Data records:
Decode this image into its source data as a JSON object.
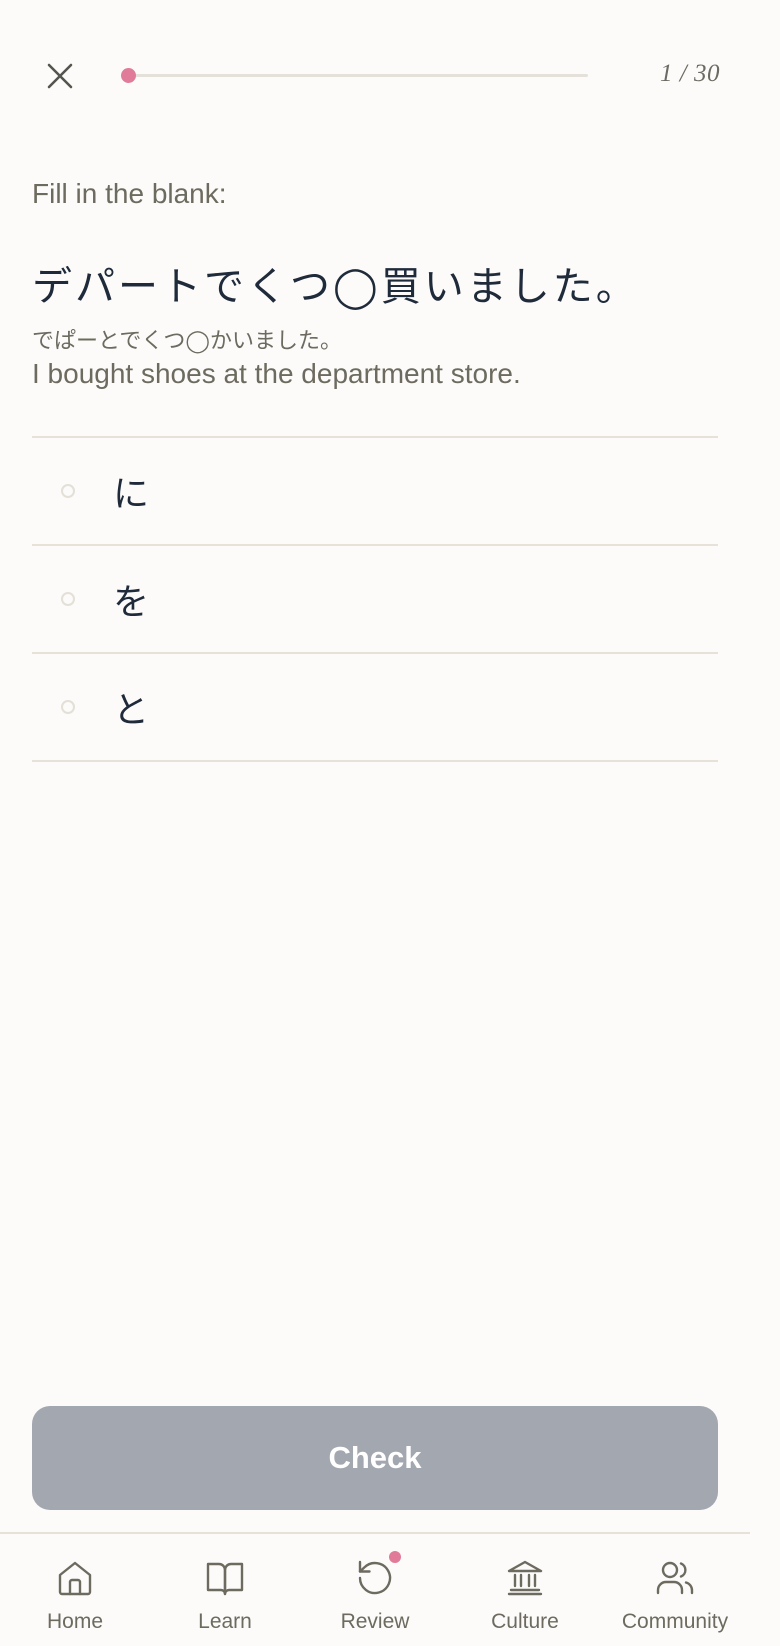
{
  "header": {
    "progress_counter": "1 / 30",
    "progress_fraction": 0.0
  },
  "question": {
    "prompt": "Fill in the blank:",
    "sentence": "デパートでくつ◯買いました。",
    "reading": "でぱーとでくつ◯かいました。",
    "translation": "I bought shoes at the department store."
  },
  "options": [
    {
      "label": "に"
    },
    {
      "label": "を"
    },
    {
      "label": "と"
    }
  ],
  "check_button": {
    "label": "Check"
  },
  "nav": {
    "items": [
      {
        "label": "Home",
        "icon": "home-icon"
      },
      {
        "label": "Learn",
        "icon": "book-icon"
      },
      {
        "label": "Review",
        "icon": "refresh-icon",
        "badge": true
      },
      {
        "label": "Culture",
        "icon": "landmark-icon"
      },
      {
        "label": "Community",
        "icon": "users-icon"
      }
    ]
  },
  "colors": {
    "accent": "#e07c9a",
    "button_disabled": "#a3a7b0",
    "background": "#fcfbf9",
    "text_primary": "#1f2a3a",
    "text_secondary": "#6d6b5f"
  }
}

THE PROBLEM: Leave out the pictures and give the listing above again exactly.

TASK RESULT:
Decode this image into its source data as a JSON object.
{
  "header": {
    "progress_counter": "1 / 30",
    "progress_fraction": 0.0
  },
  "question": {
    "prompt": "Fill in the blank:",
    "sentence": "デパートでくつ◯買いました。",
    "reading": "でぱーとでくつ◯かいました。",
    "translation": "I bought shoes at the department store."
  },
  "options": [
    {
      "label": "に"
    },
    {
      "label": "を"
    },
    {
      "label": "と"
    }
  ],
  "check_button": {
    "label": "Check"
  },
  "nav": {
    "items": [
      {
        "label": "Home",
        "icon": "home-icon"
      },
      {
        "label": "Learn",
        "icon": "book-icon"
      },
      {
        "label": "Review",
        "icon": "refresh-icon",
        "badge": true
      },
      {
        "label": "Culture",
        "icon": "landmark-icon"
      },
      {
        "label": "Community",
        "icon": "users-icon"
      }
    ]
  },
  "colors": {
    "accent": "#e07c9a",
    "button_disabled": "#a3a7b0",
    "background": "#fcfbf9",
    "text_primary": "#1f2a3a",
    "text_secondary": "#6d6b5f"
  }
}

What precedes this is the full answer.